> _YOUR GOAL_: Exclude the pictures and return every line exactly as written.

— Start of MATERIAL PROVIDED —

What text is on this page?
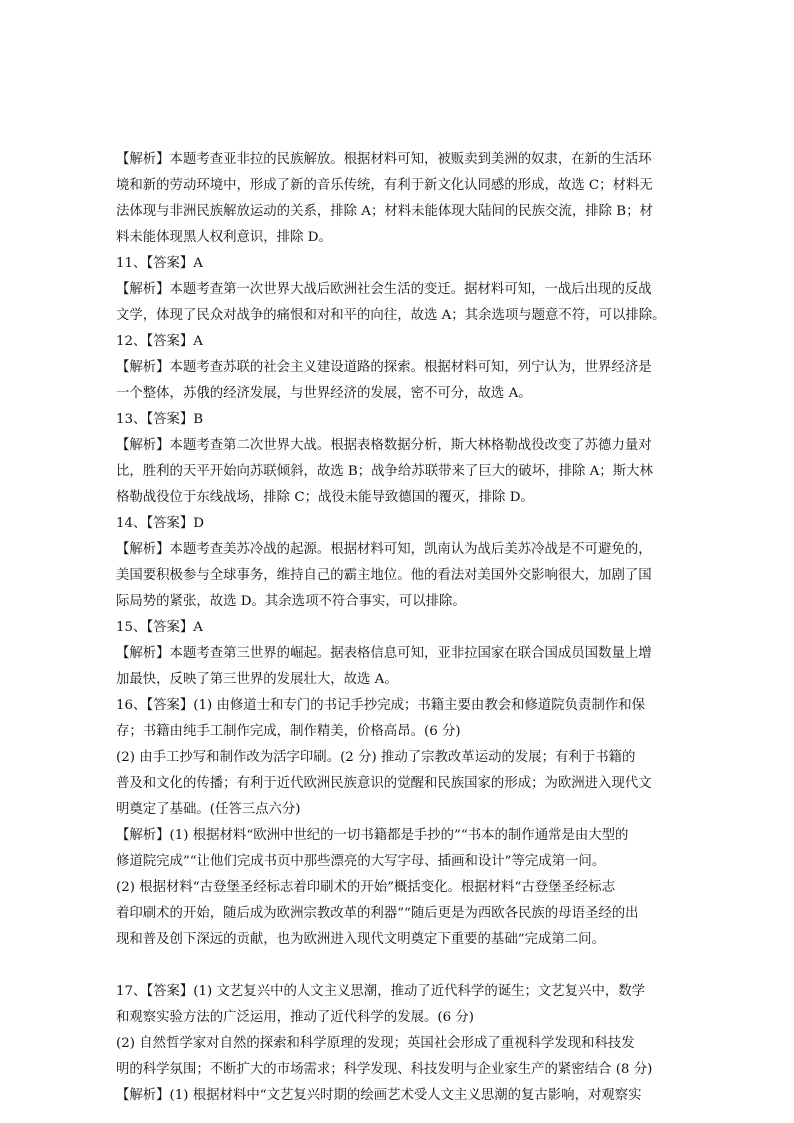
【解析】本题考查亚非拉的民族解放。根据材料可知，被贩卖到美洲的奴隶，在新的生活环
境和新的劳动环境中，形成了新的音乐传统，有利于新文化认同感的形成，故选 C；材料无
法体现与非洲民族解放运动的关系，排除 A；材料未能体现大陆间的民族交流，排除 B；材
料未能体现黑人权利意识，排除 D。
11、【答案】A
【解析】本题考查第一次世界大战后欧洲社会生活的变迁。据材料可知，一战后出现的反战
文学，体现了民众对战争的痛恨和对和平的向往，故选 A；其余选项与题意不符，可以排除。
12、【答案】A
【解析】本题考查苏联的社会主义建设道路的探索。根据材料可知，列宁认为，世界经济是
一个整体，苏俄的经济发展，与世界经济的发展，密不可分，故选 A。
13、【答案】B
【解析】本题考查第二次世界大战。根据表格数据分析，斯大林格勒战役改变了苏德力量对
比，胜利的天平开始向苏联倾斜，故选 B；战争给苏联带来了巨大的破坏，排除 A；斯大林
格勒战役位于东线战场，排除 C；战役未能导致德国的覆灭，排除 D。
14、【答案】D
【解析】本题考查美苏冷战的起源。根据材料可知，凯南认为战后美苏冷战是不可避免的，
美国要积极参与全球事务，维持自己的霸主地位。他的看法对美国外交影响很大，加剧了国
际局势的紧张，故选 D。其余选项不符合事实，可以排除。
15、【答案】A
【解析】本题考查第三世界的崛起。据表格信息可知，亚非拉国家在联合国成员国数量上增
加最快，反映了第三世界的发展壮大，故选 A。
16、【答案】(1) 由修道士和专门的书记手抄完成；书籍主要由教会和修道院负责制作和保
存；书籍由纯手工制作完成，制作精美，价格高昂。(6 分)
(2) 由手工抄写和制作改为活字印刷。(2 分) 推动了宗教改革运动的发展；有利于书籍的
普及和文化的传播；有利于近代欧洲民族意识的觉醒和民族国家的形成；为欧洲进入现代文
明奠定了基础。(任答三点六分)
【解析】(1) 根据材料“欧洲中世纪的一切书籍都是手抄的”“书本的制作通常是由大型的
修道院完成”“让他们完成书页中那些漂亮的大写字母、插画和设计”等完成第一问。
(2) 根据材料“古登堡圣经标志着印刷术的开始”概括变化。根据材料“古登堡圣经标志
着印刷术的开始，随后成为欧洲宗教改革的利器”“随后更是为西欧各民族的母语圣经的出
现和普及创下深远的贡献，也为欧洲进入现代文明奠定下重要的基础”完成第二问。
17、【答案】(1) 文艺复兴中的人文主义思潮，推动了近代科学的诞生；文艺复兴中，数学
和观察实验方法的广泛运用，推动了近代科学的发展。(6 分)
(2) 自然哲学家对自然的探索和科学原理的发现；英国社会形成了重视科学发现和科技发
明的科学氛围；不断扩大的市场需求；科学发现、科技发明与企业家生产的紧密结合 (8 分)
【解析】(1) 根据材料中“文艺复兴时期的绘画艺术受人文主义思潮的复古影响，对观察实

— End of MATERIAL PROVIDED —

> _COMPLETED EXERCISE_:
What text is on this page?
【解析】本题考查亚非拉的民族解放。根据材料可知，被贩卖到美洲的奴隶，在新的生活环
境和新的劳动环境中，形成了新的音乐传统，有利于新文化认同感的形成，故选 C；材料无
法体现与非洲民族解放运动的关系，排除 A；材料未能体现大陆间的民族交流，排除 B；材
料未能体现黑人权利意识，排除 D。
11、【答案】A
【解析】本题考查第一次世界大战后欧洲社会生活的变迁。据材料可知，一战后出现的反战
文学，体现了民众对战争的痛恨和对和平的向往，故选 A；其余选项与题意不符，可以排除。
12、【答案】A
【解析】本题考查苏联的社会主义建设道路的探索。根据材料可知，列宁认为，世界经济是
一个整体，苏俄的经济发展，与世界经济的发展，密不可分，故选 A。
13、【答案】B
【解析】本题考查第二次世界大战。根据表格数据分析，斯大林格勒战役改变了苏德力量对
比，胜利的天平开始向苏联倾斜，故选 B；战争给苏联带来了巨大的破坏，排除 A；斯大林
格勒战役位于东线战场，排除 C；战役未能导致德国的覆灭，排除 D。
14、【答案】D
【解析】本题考查美苏冷战的起源。根据材料可知，凯南认为战后美苏冷战是不可避免的，
美国要积极参与全球事务，维持自己的霸主地位。他的看法对美国外交影响很大，加剧了国
际局势的紧张，故选 D。其余选项不符合事实，可以排除。
15、【答案】A
【解析】本题考查第三世界的崛起。据表格信息可知，亚非拉国家在联合国成员国数量上增
加最快，反映了第三世界的发展壮大，故选 A。
16、【答案】(1) 由修道士和专门的书记手抄完成；书籍主要由教会和修道院负责制作和保
存；书籍由纯手工制作完成，制作精美，价格高昂。(6 分)
(2) 由手工抄写和制作改为活字印刷。(2 分) 推动了宗教改革运动的发展；有利于书籍的
普及和文化的传播；有利于近代欧洲民族意识的觉醒和民族国家的形成；为欧洲进入现代文
明奠定了基础。(任答三点六分)
【解析】(1) 根据材料“欧洲中世纪的一切书籍都是手抄的”“书本的制作通常是由大型的
修道院完成”“让他们完成书页中那些漂亮的大写字母、插画和设计”等完成第一问。
(2) 根据材料“古登堡圣经标志着印刷术的开始”概括变化。根据材料“古登堡圣经标志
着印刷术的开始，随后成为欧洲宗教改革的利器”“随后更是为西欧各民族的母语圣经的出
现和普及创下深远的贡献，也为欧洲进入现代文明奠定下重要的基础”完成第二问。
17、【答案】(1) 文艺复兴中的人文主义思潮，推动了近代科学的诞生；文艺复兴中，数学
和观察实验方法的广泛运用，推动了近代科学的发展。(6 分)
(2) 自然哲学家对自然的探索和科学原理的发现；英国社会形成了重视科学发现和科技发
明的科学氛围；不断扩大的市场需求；科学发现、科技发明与企业家生产的紧密结合 (8 分)
【解析】(1) 根据材料中“文艺复兴时期的绘画艺术受人文主义思潮的复古影响，对观察实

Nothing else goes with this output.